WHAT YOU SHOULD DO — Repeat each entry as written and leave the images out of the copy.

GIVEN ENTRIES —
※ ※ ※

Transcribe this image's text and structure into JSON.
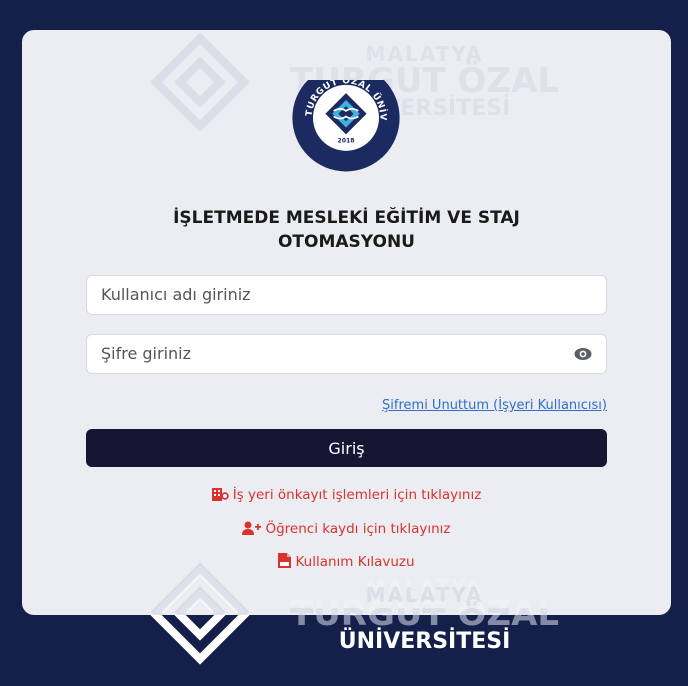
{
  "watermark": {
    "line1": "MALATYA",
    "line2": "TURGUT ÖZAL",
    "line3": "ÜNİVERSİTESİ"
  },
  "logo": {
    "text_arc": "MALATYA TURGUT ÖZAL ÜNİVERSİTESİ",
    "year": "2018"
  },
  "title": {
    "line1": "İŞLETMEDE MESLEKİ EĞİTİM VE STAJ",
    "line2": "OTOMASYONU"
  },
  "form": {
    "username_placeholder": "Kullanıcı adı giriniz",
    "password_placeholder": "Şifre giriniz",
    "forgot_link": "Şifremi Unuttum (İşyeri Kullanıcısı)",
    "login_button": "Giriş"
  },
  "links": {
    "preregistration": "İş yeri önkayıt işlemleri için tıklayınız",
    "student_registration": "Öğrenci kaydı için tıklayınız",
    "user_guide": "Kullanım Kılavuzu"
  },
  "icons": {
    "preregistration": "building-icon",
    "student_registration": "user-plus-icon",
    "user_guide": "pdf-file-icon",
    "password_toggle": "eye-icon"
  },
  "colors": {
    "background": "#14204a",
    "button": "#161533",
    "link_red": "#d8332e",
    "link_blue": "#2f6ecb"
  }
}
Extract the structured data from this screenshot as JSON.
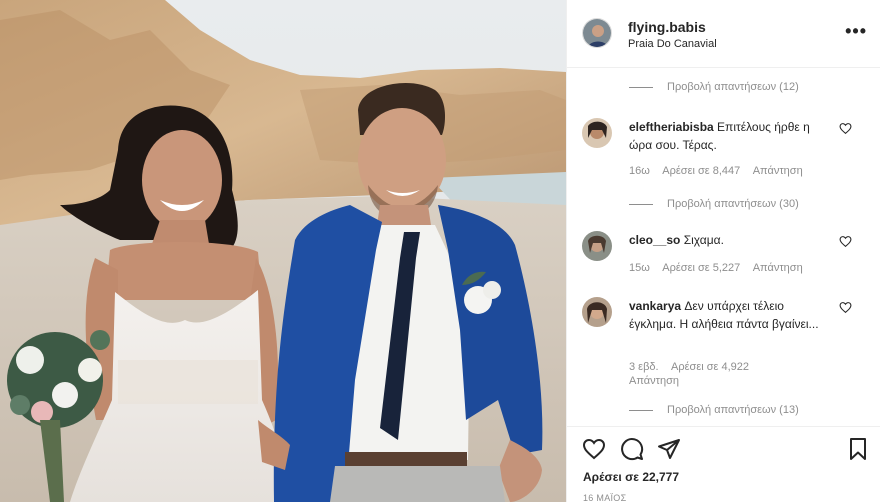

※ ※ ※

FULL ANSWER —
Transcribe this image's text and structure into JSON.
{
  "watermark": {
    "line1": "MALATYA",
    "line2": "TURGUT ÖZAL",
    "line3": "ÜNİVERSİTESİ"
  },
  "logo": {
    "text_arc": "MALATYA TURGUT ÖZAL ÜNİVERSİTESİ",
    "year": "2018"
  },
  "title": {
    "line1": "İŞLETMEDE MESLEKİ EĞİTİM VE STAJ",
    "line2": "OTOMASYONU"
  },
  "form": {
    "username_placeholder": "Kullanıcı adı giriniz",
    "password_placeholder": "Şifre giriniz",
    "forgot_link": "Şifremi Unuttum (İşyeri Kullanıcısı)",
    "login_button": "Giriş"
  },
  "links": {
    "preregistration": "İş yeri önkayıt işlemleri için tıklayınız",
    "student_registration": "Öğrenci kaydı için tıklayınız",
    "user_guide": "Kullanım Kılavuzu"
  },
  "icons": {
    "preregistration": "building-icon",
    "student_registration": "user-plus-icon",
    "user_guide": "pdf-file-icon",
    "password_toggle": "eye-icon"
  },
  "colors": {
    "background": "#14204a",
    "button": "#161533",
    "link_red": "#d8332e",
    "link_blue": "#2f6ecb"
  }
}
Extract the structured data from this screenshot as JSON.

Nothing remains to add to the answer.